DIRECTION :: Identify the lines that contain the string "能让我喝更多水", then copy each of them.

Data listing

##############################

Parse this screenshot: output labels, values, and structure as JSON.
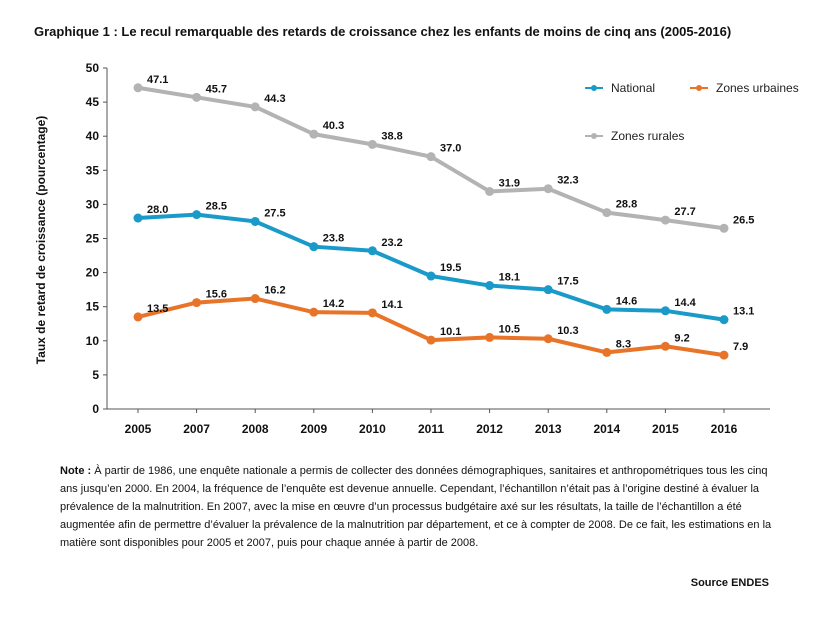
{
  "chart_data": {
    "type": "line",
    "title": "Graphique 1 : Le recul remarquable des retards de croissance chez les enfants de moins de cinq ans (2005-2016)",
    "xlabel": "",
    "ylabel": "Taux de retard de croissance (pourcentage)",
    "categories": [
      "2005",
      "2007",
      "2008",
      "2009",
      "2010",
      "2011",
      "2012",
      "2013",
      "2014",
      "2015",
      "2016"
    ],
    "ylim": [
      0,
      50
    ],
    "yticks": [
      0,
      5,
      10,
      15,
      20,
      25,
      30,
      35,
      40,
      45,
      50
    ],
    "grid": false,
    "legend_position": "top-right",
    "series": [
      {
        "name": "National",
        "color": "#1a9ac9",
        "values": [
          28.0,
          28.5,
          27.5,
          23.8,
          23.2,
          19.5,
          18.1,
          17.5,
          14.6,
          14.4,
          13.1
        ],
        "labels": [
          "28.0",
          "28.5",
          "27.5",
          "23.8",
          "23.2",
          "19.5",
          "18.1",
          "17.5",
          "14.6",
          "14.4",
          "13.1"
        ]
      },
      {
        "name": "Zones urbaines",
        "color": "#e8742a",
        "values": [
          13.5,
          15.6,
          16.2,
          14.2,
          14.1,
          10.1,
          10.5,
          10.3,
          8.3,
          9.2,
          7.9
        ],
        "labels": [
          "13.5",
          "15.6",
          "16.2",
          "14.2",
          "14.1",
          "10.1",
          "10.5",
          "10.3",
          "8.3",
          "9.2",
          "7.9"
        ]
      },
      {
        "name": "Zones rurales",
        "color": "#b3b3b3",
        "values": [
          47.1,
          45.7,
          44.3,
          40.3,
          38.8,
          37.0,
          31.9,
          32.3,
          28.8,
          27.7,
          26.5
        ],
        "labels": [
          "47.1",
          "45.7",
          "44.3",
          "40.3",
          "38.8",
          "37.0",
          "31.9",
          "32.3",
          "28.8",
          "27.7",
          "26.5"
        ]
      }
    ],
    "legend_marker_color": "#666666"
  },
  "note": {
    "label": "Note :",
    "text": "À partir de 1986, une enquête nationale a permis de collecter des données démographiques, sanitaires et anthropométriques tous les cinq ans jusqu’en 2000. En 2004, la fréquence de l’enquête est devenue annuelle. Cependant, l’échantillon n’était pas à l’origine destiné à évaluer la prévalence de la malnutrition. En 2007, avec la mise en œuvre d’un processus budgétaire axé sur les résultats, la taille de l’échantillon a été augmentée afin de permettre d’évaluer la prévalence de la malnutrition par département, et ce à compter de 2008. De ce fait, les estimations en la matière sont disponibles pour 2005 et 2007, puis pour chaque année à partir de 2008."
  },
  "source": "Source ENDES"
}
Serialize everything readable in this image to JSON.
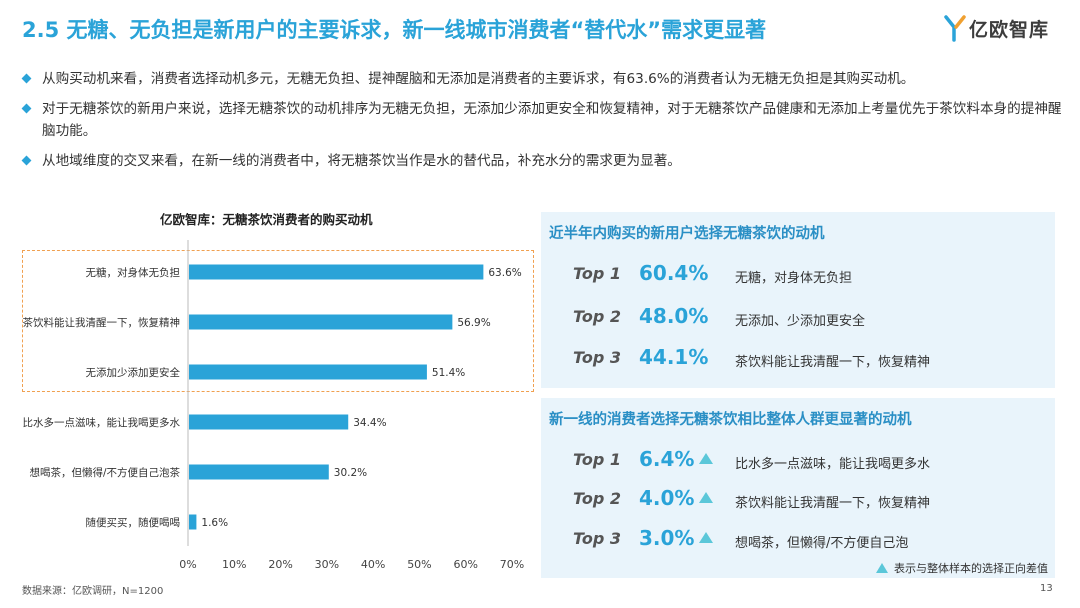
{
  "title": "2.5 无糖、无负担是新用户的主要诉求，新一线城市消费者“替代水”需求更显著",
  "logo": {
    "text": "亿欧智库"
  },
  "bullets": [
    "从购买动机来看，消费者选择动机多元，无糖无负担、提神醒脑和无添加是消费者的主要诉求，有63.6%的消费者认为无糖无负担是其购买动机。",
    "对于无糖茶饮的新用户来说，选择无糖茶饮的动机排序为无糖无负担，无添加少添加更安全和恢复精神，对于无糖茶饮产品健康和无添加上考量优先于茶饮料本身的提神醒脑功能。",
    "从地域维度的交叉来看，在新一线的消费者中，将无糖茶饮当作是水的替代品，补充水分的需求更为显著。"
  ],
  "chart_data": {
    "type": "bar",
    "orientation": "horizontal",
    "title": "亿欧智库：无糖茶饮消费者的购买动机",
    "categories": [
      "无糖，对身体无负担",
      "茶饮料能让我清醒一下，恢复精神",
      "无添加少添加更安全",
      "比水多一点滋味，能让我喝更多水",
      "想喝茶，但懒得/不方便自己泡茶",
      "随便买买，随便喝喝"
    ],
    "values": [
      63.6,
      56.9,
      51.4,
      34.4,
      30.2,
      1.6
    ],
    "value_labels": [
      "63.6%",
      "56.9%",
      "51.4%",
      "34.4%",
      "30.2%",
      "1.6%"
    ],
    "xticks": [
      "0%",
      "10%",
      "20%",
      "30%",
      "40%",
      "50%",
      "60%",
      "70%"
    ],
    "xlim": [
      0,
      70
    ],
    "highlighted_top": 3,
    "bar_color": "#2aa3d8"
  },
  "panel1": {
    "heading": "近半年内购买的新用户选择无糖茶饮的动机",
    "rows": [
      {
        "rank": "Top 1",
        "pct": "60.4%",
        "desc": "无糖，对身体无负担"
      },
      {
        "rank": "Top 2",
        "pct": "48.0%",
        "desc": "无添加、少添加更安全"
      },
      {
        "rank": "Top 3",
        "pct": "44.1%",
        "desc": "茶饮料能让我清醒一下，恢复精神"
      }
    ]
  },
  "panel2": {
    "heading": "新一线的消费者选择无糖茶饮相比整体人群更显著的动机",
    "rows": [
      {
        "rank": "Top 1",
        "pct": "6.4%",
        "desc": "比水多一点滋味，能让我喝更多水"
      },
      {
        "rank": "Top 2",
        "pct": "4.0%",
        "desc": "茶饮料能让我清醒一下，恢复精神"
      },
      {
        "rank": "Top 3",
        "pct": "3.0%",
        "desc": "想喝茶，但懒得/不方便自己泡"
      }
    ]
  },
  "note": "表示与整体样本的选择正向差值",
  "source": "数据来源：亿欧调研，N=1200",
  "page_number": "13"
}
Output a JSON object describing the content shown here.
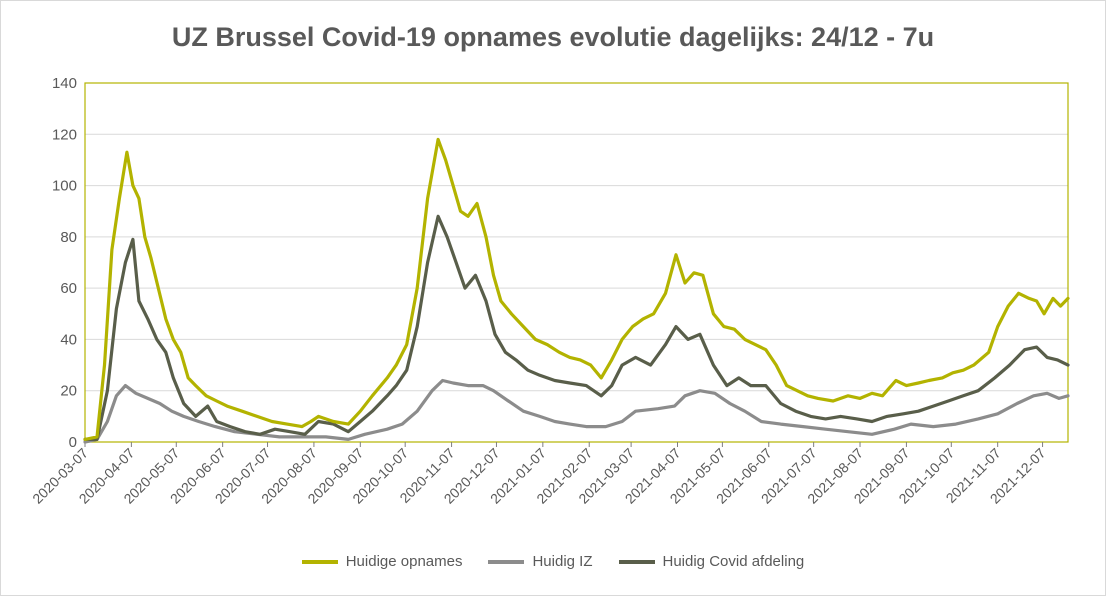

##############################

EXERCISE ANSWER ::
      "比水多一点滋味，能让我喝更多水",
        "desc": "比水多一点滋味，能让我喝更多水"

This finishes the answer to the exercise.